Aim of the task -
Extract every line below, verbatim.
------
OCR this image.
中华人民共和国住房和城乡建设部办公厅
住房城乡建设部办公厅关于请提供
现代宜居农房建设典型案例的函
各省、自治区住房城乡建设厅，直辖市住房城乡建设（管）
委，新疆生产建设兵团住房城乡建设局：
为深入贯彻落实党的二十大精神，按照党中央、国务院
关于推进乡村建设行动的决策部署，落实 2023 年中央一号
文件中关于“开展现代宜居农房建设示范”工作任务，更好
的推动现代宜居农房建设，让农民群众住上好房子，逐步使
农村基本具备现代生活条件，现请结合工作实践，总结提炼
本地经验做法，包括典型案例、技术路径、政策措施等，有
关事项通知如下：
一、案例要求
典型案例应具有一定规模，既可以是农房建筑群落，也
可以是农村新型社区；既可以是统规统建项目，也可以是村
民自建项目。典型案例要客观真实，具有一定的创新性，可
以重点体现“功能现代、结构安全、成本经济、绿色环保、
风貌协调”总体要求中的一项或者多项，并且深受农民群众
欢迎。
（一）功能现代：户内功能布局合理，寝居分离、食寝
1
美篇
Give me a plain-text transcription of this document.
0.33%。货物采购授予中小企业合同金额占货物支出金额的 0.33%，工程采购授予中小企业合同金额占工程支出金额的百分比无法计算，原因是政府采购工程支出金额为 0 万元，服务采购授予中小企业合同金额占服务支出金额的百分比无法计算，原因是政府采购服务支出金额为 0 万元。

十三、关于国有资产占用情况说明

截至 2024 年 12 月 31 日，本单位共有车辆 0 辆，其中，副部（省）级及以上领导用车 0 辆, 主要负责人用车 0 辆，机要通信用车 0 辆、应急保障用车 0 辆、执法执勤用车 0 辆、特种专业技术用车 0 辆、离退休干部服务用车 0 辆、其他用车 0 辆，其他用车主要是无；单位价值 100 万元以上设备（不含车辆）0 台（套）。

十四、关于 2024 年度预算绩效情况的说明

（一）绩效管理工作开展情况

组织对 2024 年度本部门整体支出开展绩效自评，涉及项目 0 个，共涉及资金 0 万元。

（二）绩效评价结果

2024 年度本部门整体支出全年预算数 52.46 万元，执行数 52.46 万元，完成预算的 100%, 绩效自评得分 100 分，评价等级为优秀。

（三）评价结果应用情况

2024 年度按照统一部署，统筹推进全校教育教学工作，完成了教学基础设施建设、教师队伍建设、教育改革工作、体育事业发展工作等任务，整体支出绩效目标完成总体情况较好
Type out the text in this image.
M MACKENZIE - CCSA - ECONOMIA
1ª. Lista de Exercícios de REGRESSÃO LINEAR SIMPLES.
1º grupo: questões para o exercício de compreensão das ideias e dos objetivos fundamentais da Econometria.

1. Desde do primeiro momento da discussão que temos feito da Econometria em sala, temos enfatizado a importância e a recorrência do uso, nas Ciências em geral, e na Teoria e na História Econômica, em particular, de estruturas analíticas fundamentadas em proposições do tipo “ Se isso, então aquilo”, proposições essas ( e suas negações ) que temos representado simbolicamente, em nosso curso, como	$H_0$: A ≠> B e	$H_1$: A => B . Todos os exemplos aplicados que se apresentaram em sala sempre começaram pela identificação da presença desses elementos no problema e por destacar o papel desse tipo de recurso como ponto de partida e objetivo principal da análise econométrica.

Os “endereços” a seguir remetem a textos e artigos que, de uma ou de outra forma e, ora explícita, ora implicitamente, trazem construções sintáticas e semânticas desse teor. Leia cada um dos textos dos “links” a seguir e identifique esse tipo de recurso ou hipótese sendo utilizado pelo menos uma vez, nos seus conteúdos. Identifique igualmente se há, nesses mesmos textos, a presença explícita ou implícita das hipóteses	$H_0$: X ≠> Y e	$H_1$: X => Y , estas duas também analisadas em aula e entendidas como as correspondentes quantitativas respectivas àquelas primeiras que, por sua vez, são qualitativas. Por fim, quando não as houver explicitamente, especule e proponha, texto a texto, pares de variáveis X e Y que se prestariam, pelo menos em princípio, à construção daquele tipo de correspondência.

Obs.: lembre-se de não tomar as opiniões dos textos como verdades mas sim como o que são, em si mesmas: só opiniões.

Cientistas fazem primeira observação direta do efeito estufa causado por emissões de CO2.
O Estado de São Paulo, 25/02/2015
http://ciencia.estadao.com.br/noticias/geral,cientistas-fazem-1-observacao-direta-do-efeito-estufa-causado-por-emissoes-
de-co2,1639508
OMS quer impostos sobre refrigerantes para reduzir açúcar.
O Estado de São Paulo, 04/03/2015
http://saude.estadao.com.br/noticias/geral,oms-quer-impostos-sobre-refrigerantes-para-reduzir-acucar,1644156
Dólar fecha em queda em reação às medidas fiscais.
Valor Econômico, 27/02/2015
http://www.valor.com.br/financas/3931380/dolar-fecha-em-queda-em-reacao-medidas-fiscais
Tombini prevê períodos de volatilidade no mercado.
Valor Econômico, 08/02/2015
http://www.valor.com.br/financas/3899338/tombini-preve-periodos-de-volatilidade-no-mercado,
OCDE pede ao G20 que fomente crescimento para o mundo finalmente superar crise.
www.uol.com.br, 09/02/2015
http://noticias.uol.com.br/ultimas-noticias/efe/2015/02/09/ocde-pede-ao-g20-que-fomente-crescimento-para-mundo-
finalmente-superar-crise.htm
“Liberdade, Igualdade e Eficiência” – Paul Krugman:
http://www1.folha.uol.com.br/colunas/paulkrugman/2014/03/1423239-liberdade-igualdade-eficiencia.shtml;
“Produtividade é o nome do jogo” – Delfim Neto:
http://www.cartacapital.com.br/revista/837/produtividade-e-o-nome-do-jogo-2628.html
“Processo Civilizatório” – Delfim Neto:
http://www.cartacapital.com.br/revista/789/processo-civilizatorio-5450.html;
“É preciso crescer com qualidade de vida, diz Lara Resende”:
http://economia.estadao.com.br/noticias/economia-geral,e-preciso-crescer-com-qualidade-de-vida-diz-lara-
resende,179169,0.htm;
------
Answer -
OCR this image.
中华人民共和国住房和城乡建设部办公厅
住房城乡建设部办公厅关于请提供
现代宜居农房建设典型案例的函
各省、自治区住房城乡建设厅，直辖市住房城乡建设（管）
委，新疆生产建设兵团住房城乡建设局：
为深入贯彻落实党的二十大精神，按照党中央、国务院
关于推进乡村建设行动的决策部署，落实 2023 年中央一号
文件中关于“开展现代宜居农房建设示范”工作任务，更好
的推动现代宜居农房建设，让农民群众住上好房子，逐步使
农村基本具备现代生活条件，现请结合工作实践，总结提炼
本地经验做法，包括典型案例、技术路径、政策措施等，有
关事项通知如下：
一、案例要求
典型案例应具有一定规模，既可以是农房建筑群落，也
可以是农村新型社区；既可以是统规统建项目，也可以是村
民自建项目。典型案例要客观真实，具有一定的创新性，可
以重点体现“功能现代、结构安全、成本经济、绿色环保、
风貌协调”总体要求中的一项或者多项，并且深受农民群众
欢迎。
（一）功能现代：户内功能布局合理，寝居分离、食寝
1
美篇
Give me a plain-text transcription of this document.
0.33%。货物采购授予中小企业合同金额占货物支出金额的 0.33%，工程采购授予中小企业合同金额占工程支出金额的百分比无法计算，原因是政府采购工程支出金额为 0 万元，服务采购授予中小企业合同金额占服务支出金额的百分比无法计算，原因是政府采购服务支出金额为 0 万元。

十三、关于国有资产占用情况说明

截至 2024 年 12 月 31 日，本单位共有车辆 0 辆，其中，副部（省）级及以上领导用车 0 辆, 主要负责人用车 0 辆，机要通信用车 0 辆、应急保障用车 0 辆、执法执勤用车 0 辆、特种专业技术用车 0 辆、离退休干部服务用车 0 辆、其他用车 0 辆，其他用车主要是无；单位价值 100 万元以上设备（不含车辆）0 台（套）。

十四、关于 2024 年度预算绩效情况的说明

（一）绩效管理工作开展情况

组织对 2024 年度本部门整体支出开展绩效自评，涉及项目 0 个，共涉及资金 0 万元。

（二）绩效评价结果

2024 年度本部门整体支出全年预算数 52.46 万元，执行数 52.46 万元，完成预算的 100%, 绩效自评得分 100 分，评价等级为优秀。

（三）评价结果应用情况

2024 年度按照统一部署，统筹推进全校教育教学工作，完成了教学基础设施建设、教师队伍建设、教育改革工作、体育事业发展工作等任务，整体支出绩效目标完成总体情况较好
Type out the text in this image.
M MACKENZIE - CCSA - ECONOMIA
1ª. Lista de Exercícios de REGRESSÃO LINEAR SIMPLES.
1º grupo: questões para o exercício de compreensão das ideias e dos objetivos fundamentais da Econometria.

1. Desde do primeiro momento da discussão que temos feito da Econometria em sala, temos enfatizado a importância e a recorrência do uso, nas Ciências em geral, e na Teoria e na História Econômica, em particular, de estruturas analíticas fundamentadas em proposições do tipo “ Se isso, então aquilo”, proposições essas ( e suas negações ) que temos representado simbolicamente, em nosso curso, como	$H_0$: A ≠> B e	$H_1$: A => B . Todos os exemplos aplicados que se apresentaram em sala sempre começaram pela identificação da presença desses elementos no problema e por destacar o papel desse tipo de recurso como ponto de partida e objetivo principal da análise econométrica.

Os “endereços” a seguir remetem a textos e artigos que, de uma ou de outra forma e, ora explícita, ora implicitamente, trazem construções sintáticas e semânticas desse teor. Leia cada um dos textos dos “links” a seguir e identifique esse tipo de recurso ou hipótese sendo utilizado pelo menos uma vez, nos seus conteúdos. Identifique igualmente se há, nesses mesmos textos, a presença explícita ou implícita das hipóteses	$H_0$: X ≠> Y e	$H_1$: X => Y , estas duas também analisadas em aula e entendidas como as correspondentes quantitativas respectivas àquelas primeiras que, por sua vez, são qualitativas. Por fim, quando não as houver explicitamente, especule e proponha, texto a texto, pares de variáveis X e Y que se prestariam, pelo menos em princípio, à construção daquele tipo de correspondência.

Obs.: lembre-se de não tomar as opiniões dos textos como verdades mas sim como o que são, em si mesmas: só opiniões.

Cientistas fazem primeira observação direta do efeito estufa causado por emissões de CO2.
O Estado de São Paulo, 25/02/2015
http://ciencia.estadao.com.br/noticias/geral,cientistas-fazem-1-observacao-direta-do-efeito-estufa-causado-por-emissoes-
de-co2,1639508
OMS quer impostos sobre refrigerantes para reduzir açúcar.
O Estado de São Paulo, 04/03/2015
http://saude.estadao.com.br/noticias/geral,oms-quer-impostos-sobre-refrigerantes-para-reduzir-acucar,1644156
Dólar fecha em queda em reação às medidas fiscais.
Valor Econômico, 27/02/2015
http://www.valor.com.br/financas/3931380/dolar-fecha-em-queda-em-reacao-medidas-fiscais
Tombini prevê períodos de volatilidade no mercado.
Valor Econômico, 08/02/2015
http://www.valor.com.br/financas/3899338/tombini-preve-periodos-de-volatilidade-no-mercado,
OCDE pede ao G20 que fomente crescimento para o mundo finalmente superar crise.
www.uol.com.br, 09/02/2015
http://noticias.uol.com.br/ultimas-noticias/efe/2015/02/09/ocde-pede-ao-g20-que-fomente-crescimento-para-mundo-
finalmente-superar-crise.htm
“Liberdade, Igualdade e Eficiência” – Paul Krugman:
http://www1.folha.uol.com.br/colunas/paulkrugman/2014/03/1423239-liberdade-igualdade-eficiencia.shtml;
“Produtividade é o nome do jogo” – Delfim Neto:
http://www.cartacapital.com.br/revista/837/produtividade-e-o-nome-do-jogo-2628.html
“Processo Civilizatório” – Delfim Neto:
http://www.cartacapital.com.br/revista/789/processo-civilizatorio-5450.html;
“É preciso crescer com qualidade de vida, diz Lara Resende”:
http://economia.estadao.com.br/noticias/economia-geral,e-preciso-crescer-com-qualidade-de-vida-diz-lara-
resende,179169,0.htm;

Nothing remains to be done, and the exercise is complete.